**RECORDS PROVIDED**

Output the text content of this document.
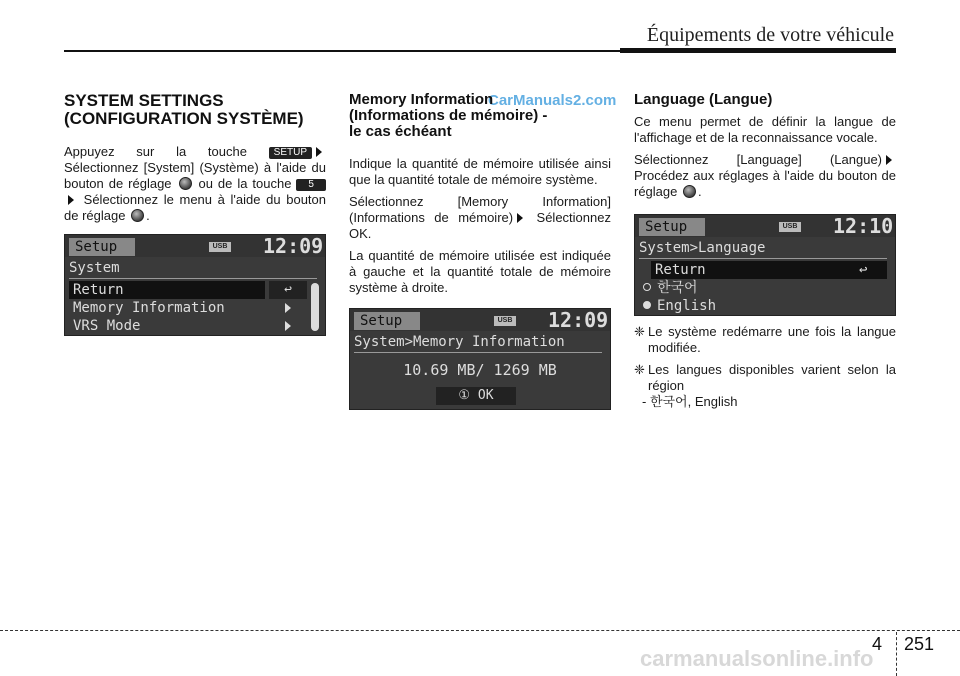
Équipements de votre véhicule
SYSTEM SETTINGS
(CONFIGURATION SYSTÈME)
Appuyez sur la touche	SETUP Sélectionnez [System] (Système) à l'aide du bouton de réglage ou de la touche 5 Sélectionnez le menu à l'aide du bouton de réglage .
Setup	USB 12:09
System
Return	↩
Memory Information
VRS Mode
CarManuals2.com
Memory Information
(Informations de mémoire) -
le cas échéant
Indique la quantité de mémoire utilisée ainsi que la quantité totale de mémoire système.
Sélectionnez [Memory Information] (Informations de mémoire) Sélectionnez OK.
La quantité de mémoire utilisée est indiquée à gauche et la quantité totale de mémoire système à droite.
Setup	USB 12:09
System>Memory Information
10.69 MB/ 1269 MB
① OK
Language (Langue)
Ce menu permet de définir la langue de l'affichage et de la reconnaissance vocale.
Sélectionnez [Language] (Langue) Procédez aux réglages à l'aide du bouton de réglage .
Setup	USB 12:10
System>Language
Return	↩
한국어
English
❈ Le système redémarre une fois la langue modifiée.
❈ Les langues disponibles varient selon la région
- 한국어, English
4 251
carmanualsonline.info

**YOUR INSTRUCTIONS**
Using the entries above, find all lines with "totale". Copy them.

**TASK OUTPUT**
Indique la quantité de mémoire utilisée ainsi que la quantité totale de mémoire système.
La quantité de mémoire utilisée est indiquée à gauche et la quantité totale de mémoire système à droite.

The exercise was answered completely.